__Aim__. Render the rows below as a two-column CSV with the header line instruction,response. Give one line per row, with its text and its answer each in a single quoted field, line breaks replaced by spaces, and pictures left out.

__Data provided__.
+ + + +

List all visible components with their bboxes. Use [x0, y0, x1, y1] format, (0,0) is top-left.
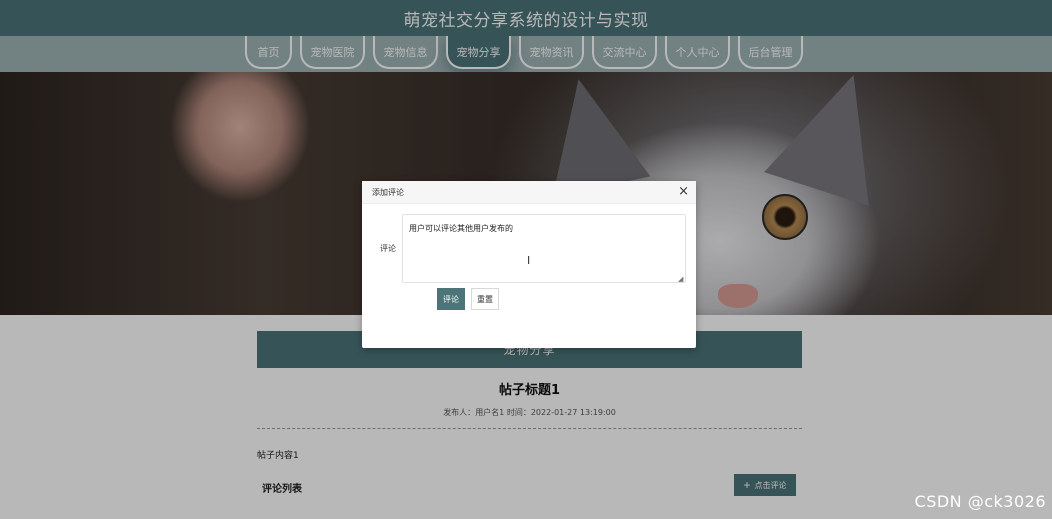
resize-grip-icon[interactable]: ◢: [678, 275, 683, 283]
dialog-title: 添加评论: [372, 188, 404, 197]
close-icon[interactable]: ×: [678, 184, 689, 200]
reset-button[interactable]: 重置: [471, 288, 499, 310]
add-comment-dialog: 添加评论 × 评论 用户可以评论其他用户发布的 ◢ I 评论 重置: [362, 181, 696, 348]
comment-textarea[interactable]: 用户可以评论其他用户发布的: [402, 214, 686, 283]
comment-field-label: 评论: [380, 244, 396, 253]
text-cursor-icon: I: [527, 254, 531, 267]
dialog-header: 添加评论 ×: [362, 181, 696, 204]
watermark: CSDN @ck3026: [914, 492, 1046, 511]
submit-comment-button[interactable]: 评论: [437, 288, 465, 310]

+ + + +

__Output below__.
instruction,response
"List all visible components with their bboxes. Use [x0, y0, x1, y1] format, (0,0) is top-left.","resize-grip-icon[interactable]: ◢: [678, 275, 683, 283] dialog-title: 添加评论: [372, 188, 404, 197] close-icon[interactable]: ×: [678, 184, 689, 200] reset-button[interactable]: 重置: [471, 288, 499, 310] add-comment-dialog: 添加评论 × 评论 用户可以评论其他用户发布的 ◢ I 评论 重置: [362, 181, 696, 348] comment-textarea[interactable]: 用户可以评论其他用户发布的: [402, 214, 686, 283] comment-field-label: 评论: [380, 244, 396, 253] text-cursor-icon: I: [527, 254, 531, 267] dialog-header: 添加评论 ×: [362, 181, 696, 204] watermark: CSDN @ck3026: [914, 492, 1046, 511] submit-comment-button[interactable]: 评论: [437, 288, 465, 310]"